▶ [Exercise prompt] Go through the material below and report how many lines contain "Completed". Give only the number.

----------------------------------------

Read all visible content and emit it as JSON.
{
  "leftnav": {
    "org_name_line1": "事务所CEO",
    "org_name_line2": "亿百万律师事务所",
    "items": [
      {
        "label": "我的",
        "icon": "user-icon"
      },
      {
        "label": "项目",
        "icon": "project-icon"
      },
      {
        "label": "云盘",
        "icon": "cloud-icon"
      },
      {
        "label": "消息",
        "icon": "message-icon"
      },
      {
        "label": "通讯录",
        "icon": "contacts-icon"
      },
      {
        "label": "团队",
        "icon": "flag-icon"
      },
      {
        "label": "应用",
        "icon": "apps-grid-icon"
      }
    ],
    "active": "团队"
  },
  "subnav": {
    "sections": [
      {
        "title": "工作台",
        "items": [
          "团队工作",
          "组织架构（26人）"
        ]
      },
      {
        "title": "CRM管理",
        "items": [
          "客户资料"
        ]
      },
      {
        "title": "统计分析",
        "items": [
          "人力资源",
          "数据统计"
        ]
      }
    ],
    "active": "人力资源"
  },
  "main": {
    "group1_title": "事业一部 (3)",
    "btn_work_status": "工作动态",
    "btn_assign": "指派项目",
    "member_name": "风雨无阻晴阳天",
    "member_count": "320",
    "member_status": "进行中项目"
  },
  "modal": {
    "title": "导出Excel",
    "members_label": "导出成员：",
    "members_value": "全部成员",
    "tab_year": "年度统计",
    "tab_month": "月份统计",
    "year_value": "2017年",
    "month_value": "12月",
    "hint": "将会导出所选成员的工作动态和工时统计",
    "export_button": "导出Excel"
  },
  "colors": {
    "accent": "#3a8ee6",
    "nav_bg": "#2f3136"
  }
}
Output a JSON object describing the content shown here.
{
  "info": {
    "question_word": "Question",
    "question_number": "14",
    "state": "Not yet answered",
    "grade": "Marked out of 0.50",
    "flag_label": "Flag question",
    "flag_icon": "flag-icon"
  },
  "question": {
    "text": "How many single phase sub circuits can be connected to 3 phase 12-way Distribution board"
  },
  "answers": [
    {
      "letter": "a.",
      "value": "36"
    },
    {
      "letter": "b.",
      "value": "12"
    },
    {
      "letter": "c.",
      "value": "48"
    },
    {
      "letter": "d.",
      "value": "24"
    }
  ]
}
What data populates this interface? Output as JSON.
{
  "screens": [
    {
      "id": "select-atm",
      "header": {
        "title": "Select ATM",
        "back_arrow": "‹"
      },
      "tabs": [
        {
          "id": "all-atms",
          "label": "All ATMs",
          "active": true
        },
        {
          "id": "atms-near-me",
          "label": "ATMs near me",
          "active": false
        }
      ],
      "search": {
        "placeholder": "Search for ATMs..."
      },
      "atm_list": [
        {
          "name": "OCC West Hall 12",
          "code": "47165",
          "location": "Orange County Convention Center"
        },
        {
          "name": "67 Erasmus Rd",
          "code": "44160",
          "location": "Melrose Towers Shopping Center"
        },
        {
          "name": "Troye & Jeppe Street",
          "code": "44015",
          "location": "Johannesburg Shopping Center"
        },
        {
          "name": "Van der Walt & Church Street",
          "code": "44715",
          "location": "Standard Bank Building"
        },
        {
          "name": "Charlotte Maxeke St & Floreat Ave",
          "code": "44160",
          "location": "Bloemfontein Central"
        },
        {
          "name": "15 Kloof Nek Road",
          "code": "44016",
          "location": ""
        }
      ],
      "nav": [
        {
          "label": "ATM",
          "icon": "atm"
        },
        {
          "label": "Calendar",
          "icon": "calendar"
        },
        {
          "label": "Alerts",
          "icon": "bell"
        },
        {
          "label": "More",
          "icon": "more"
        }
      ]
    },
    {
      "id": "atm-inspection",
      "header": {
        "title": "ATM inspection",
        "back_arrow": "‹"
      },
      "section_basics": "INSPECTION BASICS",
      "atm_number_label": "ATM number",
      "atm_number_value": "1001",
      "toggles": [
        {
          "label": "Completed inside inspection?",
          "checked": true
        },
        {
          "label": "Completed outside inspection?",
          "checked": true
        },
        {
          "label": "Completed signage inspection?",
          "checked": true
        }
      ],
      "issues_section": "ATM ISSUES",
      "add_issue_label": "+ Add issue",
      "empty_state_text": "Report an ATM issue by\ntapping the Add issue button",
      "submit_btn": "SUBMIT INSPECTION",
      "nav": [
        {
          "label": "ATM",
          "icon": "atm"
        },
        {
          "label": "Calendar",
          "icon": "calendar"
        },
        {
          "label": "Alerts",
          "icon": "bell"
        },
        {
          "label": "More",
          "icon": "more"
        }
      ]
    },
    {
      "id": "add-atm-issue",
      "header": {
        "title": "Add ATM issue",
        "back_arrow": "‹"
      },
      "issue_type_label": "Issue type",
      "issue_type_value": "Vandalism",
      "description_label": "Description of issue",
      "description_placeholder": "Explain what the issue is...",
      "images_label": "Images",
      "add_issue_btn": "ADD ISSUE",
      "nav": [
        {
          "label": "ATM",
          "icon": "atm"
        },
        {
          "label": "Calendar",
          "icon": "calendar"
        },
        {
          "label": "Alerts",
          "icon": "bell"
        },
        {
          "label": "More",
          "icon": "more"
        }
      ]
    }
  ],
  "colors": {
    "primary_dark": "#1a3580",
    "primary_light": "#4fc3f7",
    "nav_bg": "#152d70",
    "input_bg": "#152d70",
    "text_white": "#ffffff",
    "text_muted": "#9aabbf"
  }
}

----------------------------------------

▶ [The output] 3